Report each line of the data that has "name" somewhere in it.

··· Given records

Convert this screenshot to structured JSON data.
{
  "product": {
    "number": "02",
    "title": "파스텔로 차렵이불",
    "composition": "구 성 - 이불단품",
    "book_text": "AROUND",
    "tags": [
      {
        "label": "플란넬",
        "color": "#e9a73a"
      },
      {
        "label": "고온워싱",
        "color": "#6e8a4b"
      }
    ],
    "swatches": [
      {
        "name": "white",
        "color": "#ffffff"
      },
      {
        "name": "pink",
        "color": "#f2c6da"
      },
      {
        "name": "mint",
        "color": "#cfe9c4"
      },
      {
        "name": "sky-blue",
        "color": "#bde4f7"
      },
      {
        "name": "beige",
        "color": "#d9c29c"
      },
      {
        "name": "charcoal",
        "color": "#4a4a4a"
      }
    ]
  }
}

······

◆ Task solution
        "name": "white",
        "name": "pink",
        "name": "mint",
        "name": "sky-blue",
        "name": "beige",
        "name": "charcoal",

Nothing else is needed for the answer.